To be done: Go through the listing and set it down exactly, leaving out its pictures.

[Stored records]
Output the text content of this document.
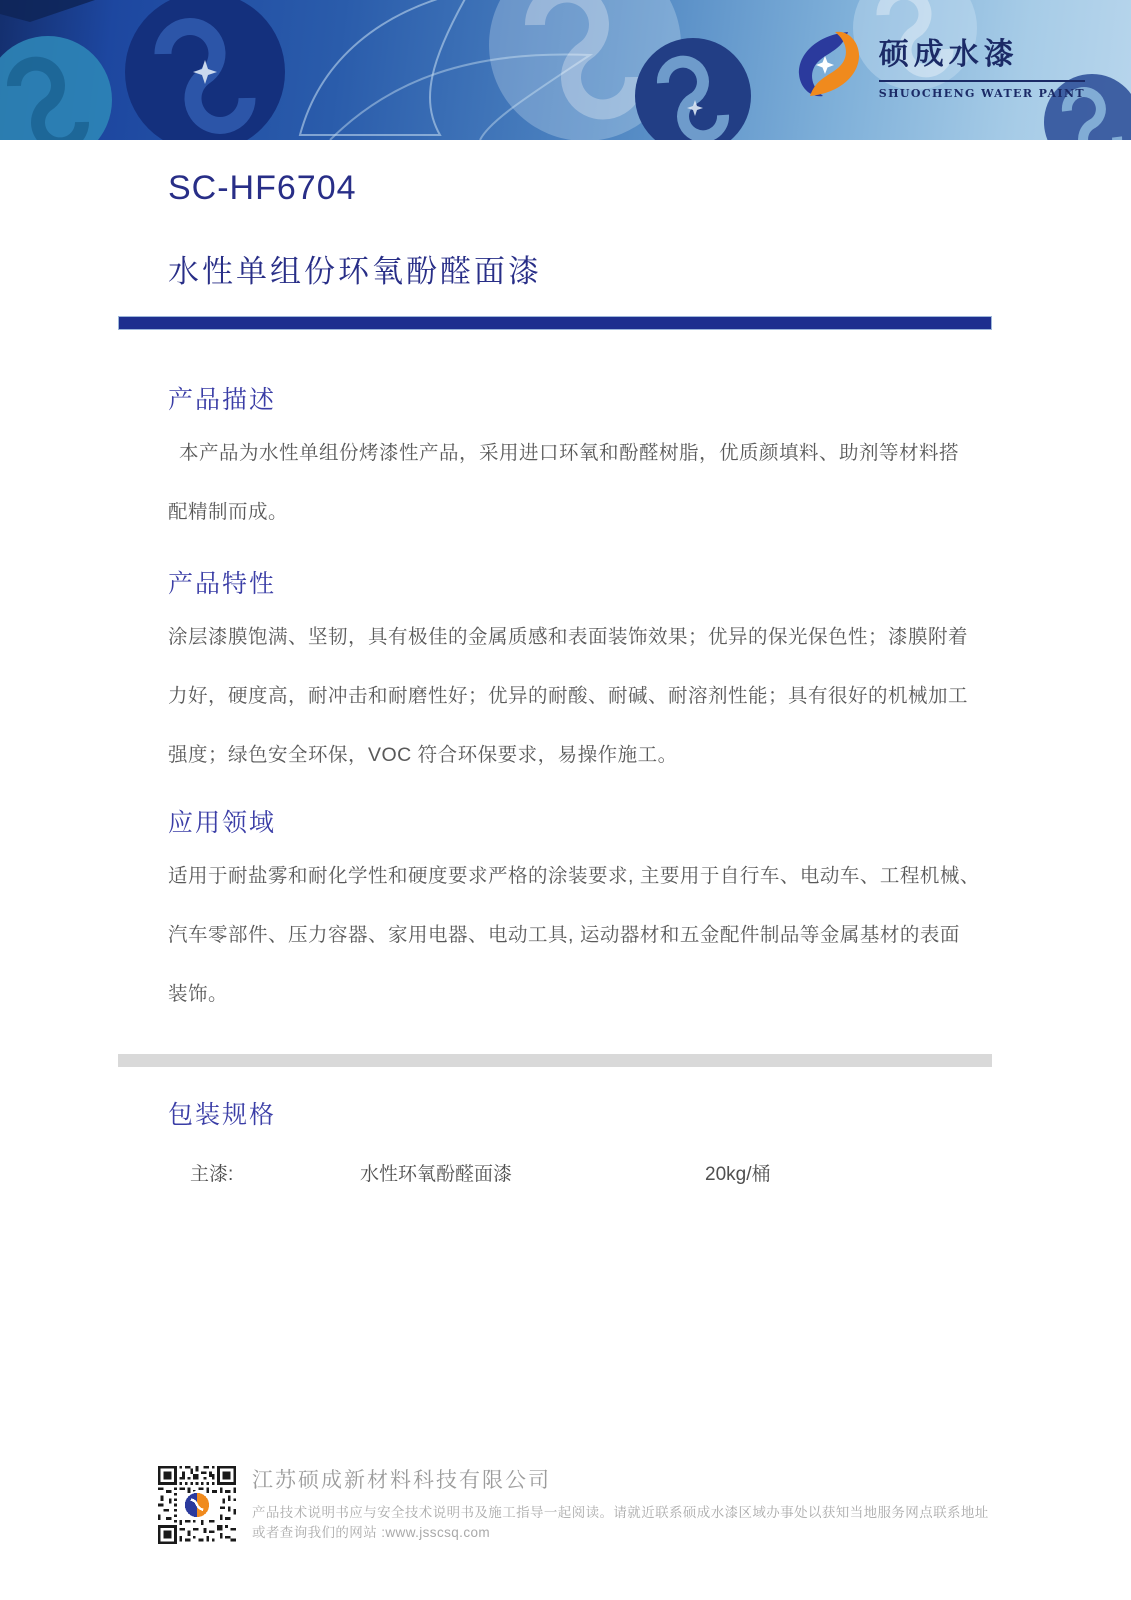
硕成水漆
SHUOCHENG WATER PAINT
SC-HF6704
水性单组份环氧酚醛面漆
产品描述
本产品为水性单组份烤漆性产品，采用进口环氧和酚醛树脂，优质颜填料、助剂等材料搭
配精制而成。
产品特性
涂层漆膜饱满、坚韧，具有极佳的金属质感和表面装饰效果；优异的保光保色性；漆膜附着
力好，硬度高，耐冲击和耐磨性好；优异的耐酸、耐碱、耐溶剂性能；具有很好的机械加工
强度；绿色安全环保，VOC 符合环保要求，易操作施工。
应用领域
适用于耐盐雾和耐化学性和硬度要求严格的涂装要求, 主要用于自行车、电动车、工程机械、
汽车零部件、压力容器、家用电器、电动工具, 运动器材和五金配件制品等金属基材的表面
装饰。
包装规格
主漆:	水性环氧酚醛面漆	20kg/桶
江苏硕成新材料科技有限公司
产品技术说明书应与安全技术说明书及施工指导一起阅读。请就近联系硕成水漆区域办事处以获知当地服务网点联系地址
或者查询我们的网站 :www.jsscsq.com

Exercise output:
Output the text content of this document.
硕成水漆
SHUOCHENG WATER PAINT
SC-HF6704
水性单组份环氧酚醛面漆
产品描述
本产品为水性单组份烤漆性产品，采用进口环氧和酚醛树脂，优质颜填料、助剂等材料搭
配精制而成。
产品特性
涂层漆膜饱满、坚韧，具有极佳的金属质感和表面装饰效果；优异的保光保色性；漆膜附着
力好，硬度高，耐冲击和耐磨性好；优异的耐酸、耐碱、耐溶剂性能；具有很好的机械加工
强度；绿色安全环保，VOC 符合环保要求，易操作施工。
应用领域
适用于耐盐雾和耐化学性和硬度要求严格的涂装要求, 主要用于自行车、电动车、工程机械、
汽车零部件、压力容器、家用电器、电动工具, 运动器材和五金配件制品等金属基材的表面
装饰。
包装规格
主漆:	水性环氧酚醛面漆	20kg/桶
江苏硕成新材料科技有限公司
产品技术说明书应与安全技术说明书及施工指导一起阅读。请就近联系硕成水漆区域办事处以获知当地服务网点联系地址
或者查询我们的网站 :www.jsscsq.com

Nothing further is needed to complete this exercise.